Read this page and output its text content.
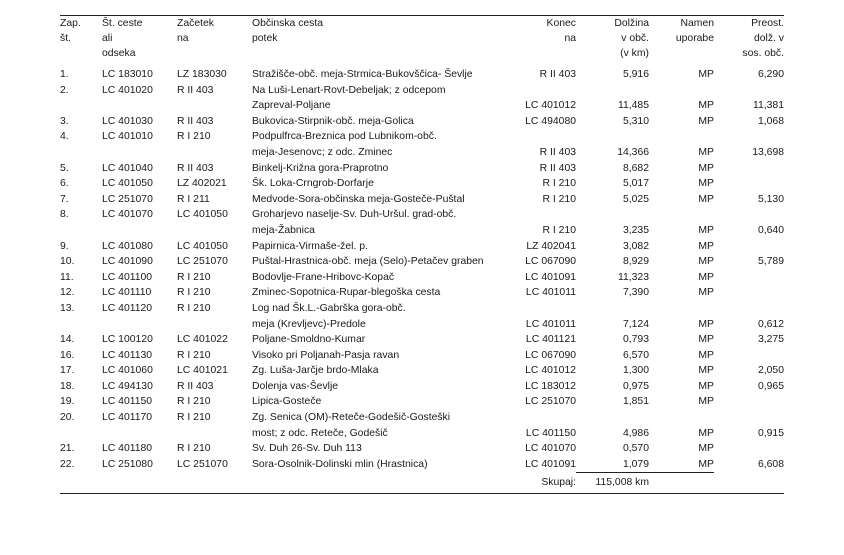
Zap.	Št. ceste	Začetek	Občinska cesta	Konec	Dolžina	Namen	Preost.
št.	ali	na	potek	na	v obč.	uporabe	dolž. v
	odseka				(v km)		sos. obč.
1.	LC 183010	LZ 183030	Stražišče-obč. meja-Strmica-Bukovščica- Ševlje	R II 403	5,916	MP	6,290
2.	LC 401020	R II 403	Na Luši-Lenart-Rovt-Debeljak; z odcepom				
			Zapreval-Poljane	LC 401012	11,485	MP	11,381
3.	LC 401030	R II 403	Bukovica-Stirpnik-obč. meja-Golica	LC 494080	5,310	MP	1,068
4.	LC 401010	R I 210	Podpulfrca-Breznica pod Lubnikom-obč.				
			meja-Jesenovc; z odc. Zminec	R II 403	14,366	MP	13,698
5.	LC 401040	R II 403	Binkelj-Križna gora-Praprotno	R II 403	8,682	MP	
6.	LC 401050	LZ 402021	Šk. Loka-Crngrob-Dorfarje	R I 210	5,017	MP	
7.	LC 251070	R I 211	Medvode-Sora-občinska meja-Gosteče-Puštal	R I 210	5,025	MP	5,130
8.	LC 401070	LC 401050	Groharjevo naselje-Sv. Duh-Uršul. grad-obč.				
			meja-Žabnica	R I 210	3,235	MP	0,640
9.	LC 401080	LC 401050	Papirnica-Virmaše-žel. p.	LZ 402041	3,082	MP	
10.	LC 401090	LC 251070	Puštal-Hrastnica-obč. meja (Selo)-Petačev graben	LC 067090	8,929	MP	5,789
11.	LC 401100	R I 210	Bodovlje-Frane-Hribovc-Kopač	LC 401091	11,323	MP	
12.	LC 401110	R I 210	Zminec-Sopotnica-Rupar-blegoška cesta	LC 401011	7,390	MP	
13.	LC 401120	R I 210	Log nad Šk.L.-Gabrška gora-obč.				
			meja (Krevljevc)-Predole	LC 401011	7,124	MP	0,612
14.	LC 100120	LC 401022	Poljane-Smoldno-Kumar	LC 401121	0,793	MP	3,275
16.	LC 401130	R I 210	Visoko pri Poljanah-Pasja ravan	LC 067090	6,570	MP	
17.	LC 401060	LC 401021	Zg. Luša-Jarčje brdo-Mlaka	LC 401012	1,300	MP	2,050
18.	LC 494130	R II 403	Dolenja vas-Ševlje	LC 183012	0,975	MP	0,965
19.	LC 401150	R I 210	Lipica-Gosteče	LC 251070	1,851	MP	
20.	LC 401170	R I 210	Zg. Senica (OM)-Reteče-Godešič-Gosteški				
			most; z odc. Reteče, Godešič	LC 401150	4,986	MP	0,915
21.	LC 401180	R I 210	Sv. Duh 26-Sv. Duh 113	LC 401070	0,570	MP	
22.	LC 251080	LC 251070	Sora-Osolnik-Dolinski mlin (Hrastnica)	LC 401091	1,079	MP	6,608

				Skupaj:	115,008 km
::::
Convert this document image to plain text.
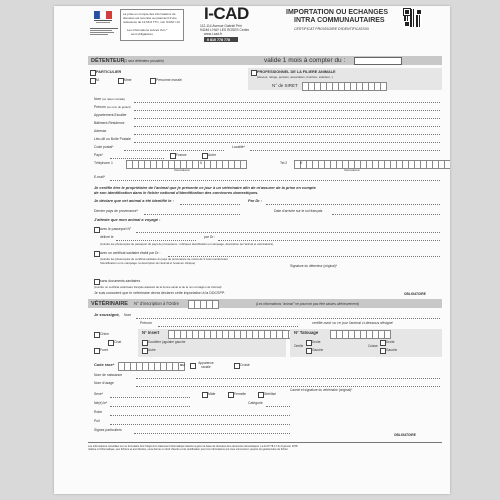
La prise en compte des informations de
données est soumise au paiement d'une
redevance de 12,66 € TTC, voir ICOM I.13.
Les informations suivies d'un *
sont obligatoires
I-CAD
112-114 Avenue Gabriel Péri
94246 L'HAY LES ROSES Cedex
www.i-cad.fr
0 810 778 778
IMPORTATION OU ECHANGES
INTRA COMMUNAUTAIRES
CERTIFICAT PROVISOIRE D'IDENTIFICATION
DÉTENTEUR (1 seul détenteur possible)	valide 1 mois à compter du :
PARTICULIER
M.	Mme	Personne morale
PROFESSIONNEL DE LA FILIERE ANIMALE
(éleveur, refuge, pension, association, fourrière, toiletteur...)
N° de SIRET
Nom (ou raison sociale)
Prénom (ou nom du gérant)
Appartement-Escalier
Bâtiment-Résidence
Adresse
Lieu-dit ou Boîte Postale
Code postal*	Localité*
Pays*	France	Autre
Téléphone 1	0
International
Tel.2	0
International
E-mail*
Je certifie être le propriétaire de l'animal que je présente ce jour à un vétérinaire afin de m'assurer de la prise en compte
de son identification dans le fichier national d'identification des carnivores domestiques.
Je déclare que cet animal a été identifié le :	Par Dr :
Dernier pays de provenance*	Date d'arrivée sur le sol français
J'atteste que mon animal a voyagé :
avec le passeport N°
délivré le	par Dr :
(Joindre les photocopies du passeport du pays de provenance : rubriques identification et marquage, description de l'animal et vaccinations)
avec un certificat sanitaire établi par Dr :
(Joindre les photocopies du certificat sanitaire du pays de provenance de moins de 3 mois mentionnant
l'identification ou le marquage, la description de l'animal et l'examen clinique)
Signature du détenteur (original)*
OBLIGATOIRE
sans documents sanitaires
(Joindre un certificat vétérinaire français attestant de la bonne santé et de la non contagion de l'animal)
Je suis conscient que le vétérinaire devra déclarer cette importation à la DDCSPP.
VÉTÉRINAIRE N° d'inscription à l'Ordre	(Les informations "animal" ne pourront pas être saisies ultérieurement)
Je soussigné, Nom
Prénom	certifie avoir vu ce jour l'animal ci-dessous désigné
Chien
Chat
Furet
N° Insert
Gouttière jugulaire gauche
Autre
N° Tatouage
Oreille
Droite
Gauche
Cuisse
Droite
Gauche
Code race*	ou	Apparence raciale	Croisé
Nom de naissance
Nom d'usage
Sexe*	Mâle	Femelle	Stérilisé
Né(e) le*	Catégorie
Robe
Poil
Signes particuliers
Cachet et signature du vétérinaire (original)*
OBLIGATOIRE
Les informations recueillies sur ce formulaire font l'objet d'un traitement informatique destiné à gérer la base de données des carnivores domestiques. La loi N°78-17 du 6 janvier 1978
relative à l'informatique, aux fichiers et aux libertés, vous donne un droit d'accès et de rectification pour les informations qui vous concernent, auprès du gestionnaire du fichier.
::::
Using the data above, copy each line that contains "Poljane".

§ **Complete answer**:
			Zapreval-Poljane	LC 401012	11,485	MP	11,381
14.	LC 100120	LC 401022	Poljane-Smoldno-Kumar	LC 401121	0,793	MP	3,275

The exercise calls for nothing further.